#### AVAILABLE DATA
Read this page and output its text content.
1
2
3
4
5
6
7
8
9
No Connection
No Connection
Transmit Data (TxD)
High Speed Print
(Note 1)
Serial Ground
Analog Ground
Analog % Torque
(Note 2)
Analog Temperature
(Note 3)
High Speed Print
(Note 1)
########
Repeat the material above in full, quoting it exactly.

Read this page and output its text content.
1
2
3
4
5
6
7
8
9
No Connection
No Connection
Transmit Data (TxD)
High Speed Print
(Note 1)
Serial Ground
Analog Ground
Analog % Torque
(Note 2)
Analog Temperature
(Note 3)
High Speed Print
(Note 1)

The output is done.